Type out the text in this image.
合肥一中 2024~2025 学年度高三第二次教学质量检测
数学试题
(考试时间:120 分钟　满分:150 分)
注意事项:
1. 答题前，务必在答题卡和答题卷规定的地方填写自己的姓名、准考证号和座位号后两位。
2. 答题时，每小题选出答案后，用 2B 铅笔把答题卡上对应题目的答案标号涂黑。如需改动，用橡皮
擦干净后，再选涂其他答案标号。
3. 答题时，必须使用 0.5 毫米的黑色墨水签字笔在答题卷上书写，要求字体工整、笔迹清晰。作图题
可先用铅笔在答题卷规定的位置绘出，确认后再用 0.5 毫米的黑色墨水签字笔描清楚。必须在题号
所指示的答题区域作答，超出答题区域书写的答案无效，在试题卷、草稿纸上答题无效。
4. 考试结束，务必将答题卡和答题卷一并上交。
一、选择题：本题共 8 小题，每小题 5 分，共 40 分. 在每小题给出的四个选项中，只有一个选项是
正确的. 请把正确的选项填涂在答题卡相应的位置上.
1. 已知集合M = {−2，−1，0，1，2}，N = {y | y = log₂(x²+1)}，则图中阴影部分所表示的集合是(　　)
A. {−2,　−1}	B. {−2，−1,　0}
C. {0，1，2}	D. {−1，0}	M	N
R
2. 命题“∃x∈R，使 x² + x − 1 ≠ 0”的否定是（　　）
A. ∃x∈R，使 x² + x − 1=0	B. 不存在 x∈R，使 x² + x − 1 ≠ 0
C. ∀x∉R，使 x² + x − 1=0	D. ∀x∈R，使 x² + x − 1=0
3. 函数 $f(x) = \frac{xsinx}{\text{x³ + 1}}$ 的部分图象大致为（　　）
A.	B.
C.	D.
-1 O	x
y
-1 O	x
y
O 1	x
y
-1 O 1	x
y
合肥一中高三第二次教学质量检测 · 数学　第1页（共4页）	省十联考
++++
§ Requirement
Repeat every entry exactly as written above.

§ Result of this task
Type out the text in this image.
合肥一中 2024~2025 学年度高三第二次教学质量检测
数学试题
(考试时间:120 分钟　满分:150 分)
注意事项:
1. 答题前，务必在答题卡和答题卷规定的地方填写自己的姓名、准考证号和座位号后两位。
2. 答题时，每小题选出答案后，用 2B 铅笔把答题卡上对应题目的答案标号涂黑。如需改动，用橡皮
擦干净后，再选涂其他答案标号。
3. 答题时，必须使用 0.5 毫米的黑色墨水签字笔在答题卷上书写，要求字体工整、笔迹清晰。作图题
可先用铅笔在答题卷规定的位置绘出，确认后再用 0.5 毫米的黑色墨水签字笔描清楚。必须在题号
所指示的答题区域作答，超出答题区域书写的答案无效，在试题卷、草稿纸上答题无效。
4. 考试结束，务必将答题卡和答题卷一并上交。
一、选择题：本题共 8 小题，每小题 5 分，共 40 分. 在每小题给出的四个选项中，只有一个选项是
正确的. 请把正确的选项填涂在答题卡相应的位置上.
1. 已知集合M = {−2，−1，0，1，2}，N = {y | y = log₂(x²+1)}，则图中阴影部分所表示的集合是(　　)
A. {−2,　−1}	B. {−2，−1,　0}
C. {0，1，2}	D. {−1，0}	M	N
R
2. 命题“∃x∈R，使 x² + x − 1 ≠ 0”的否定是（　　）
A. ∃x∈R，使 x² + x − 1=0	B. 不存在 x∈R，使 x² + x − 1 ≠ 0
C. ∀x∉R，使 x² + x − 1=0	D. ∀x∈R，使 x² + x − 1=0
3. 函数 $f(x) = \frac{xsinx}{\text{x³ + 1}}$ 的部分图象大致为（　　）
A.	B.
C.	D.
-1 O	x
y
-1 O	x
y
O 1	x
y
-1 O 1	x
y
合肥一中高三第二次教学质量检测 · 数学　第1页（共4页）	省十联考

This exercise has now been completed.